EXTRACTED RECORDS
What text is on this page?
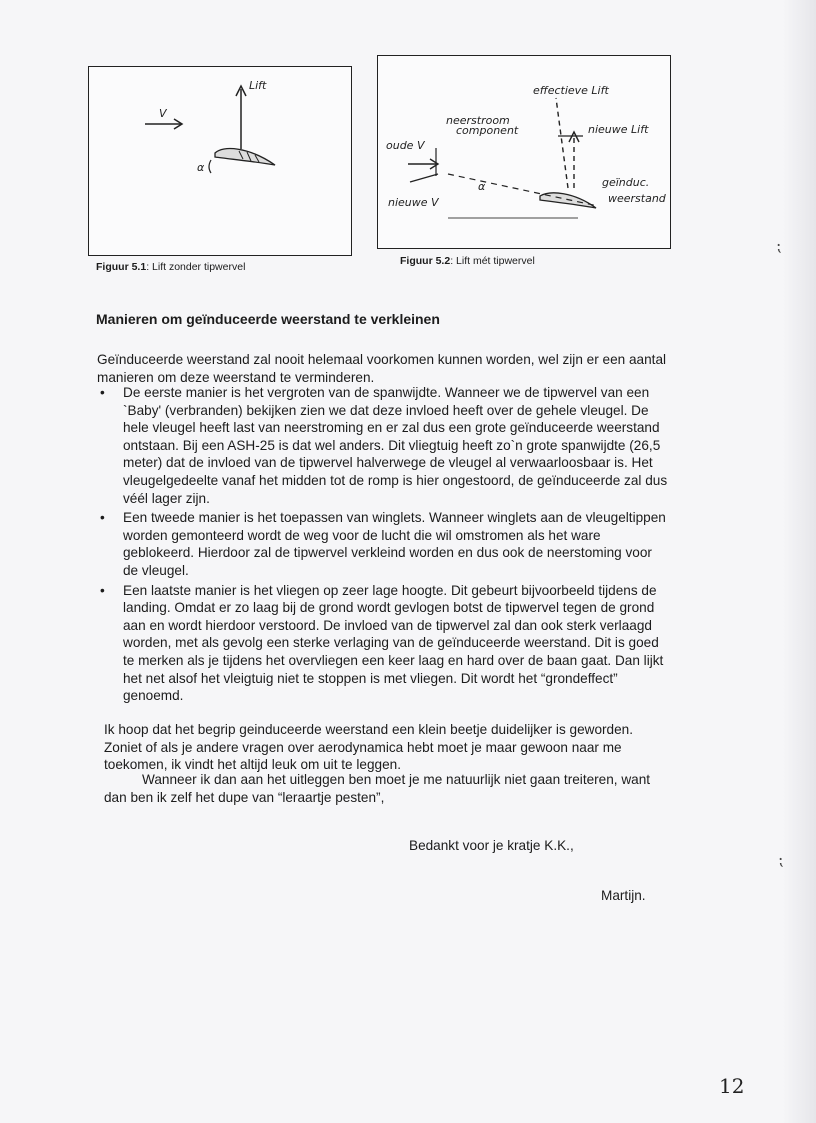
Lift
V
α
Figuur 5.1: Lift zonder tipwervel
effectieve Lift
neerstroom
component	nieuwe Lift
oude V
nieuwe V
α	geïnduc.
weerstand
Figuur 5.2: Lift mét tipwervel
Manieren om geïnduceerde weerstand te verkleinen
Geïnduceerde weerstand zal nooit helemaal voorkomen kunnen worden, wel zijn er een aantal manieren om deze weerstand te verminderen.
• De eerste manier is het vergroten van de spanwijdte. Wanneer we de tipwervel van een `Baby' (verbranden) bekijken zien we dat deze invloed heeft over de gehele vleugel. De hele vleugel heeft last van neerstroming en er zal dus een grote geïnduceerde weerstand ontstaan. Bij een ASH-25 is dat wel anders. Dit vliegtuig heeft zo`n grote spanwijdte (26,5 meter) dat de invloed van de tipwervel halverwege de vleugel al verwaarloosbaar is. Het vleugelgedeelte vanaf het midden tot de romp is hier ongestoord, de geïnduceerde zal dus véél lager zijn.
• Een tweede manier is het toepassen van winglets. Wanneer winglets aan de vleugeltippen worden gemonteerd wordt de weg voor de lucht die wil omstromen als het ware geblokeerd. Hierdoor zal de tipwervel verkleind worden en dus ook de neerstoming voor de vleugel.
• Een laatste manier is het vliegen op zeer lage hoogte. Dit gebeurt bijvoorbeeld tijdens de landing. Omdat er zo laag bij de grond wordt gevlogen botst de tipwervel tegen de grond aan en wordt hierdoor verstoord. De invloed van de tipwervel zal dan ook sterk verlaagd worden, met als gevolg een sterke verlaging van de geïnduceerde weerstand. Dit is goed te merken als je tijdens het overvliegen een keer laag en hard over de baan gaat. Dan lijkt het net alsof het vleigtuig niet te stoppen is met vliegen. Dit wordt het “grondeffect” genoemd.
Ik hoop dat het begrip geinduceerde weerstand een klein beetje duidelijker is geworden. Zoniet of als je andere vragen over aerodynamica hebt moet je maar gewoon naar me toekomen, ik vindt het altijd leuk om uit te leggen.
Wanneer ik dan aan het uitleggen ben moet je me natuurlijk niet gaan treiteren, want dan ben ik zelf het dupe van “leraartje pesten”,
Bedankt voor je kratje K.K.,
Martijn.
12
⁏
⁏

AIM OF THE TASK
Find and copy each line above that includes the string "Lift".

RESULT OF THIS EXERCISE
Lift
Figuur 5.1: Lift zonder tipwervel
effectieve Lift
component	nieuwe Lift
Figuur 5.2: Lift mét tipwervel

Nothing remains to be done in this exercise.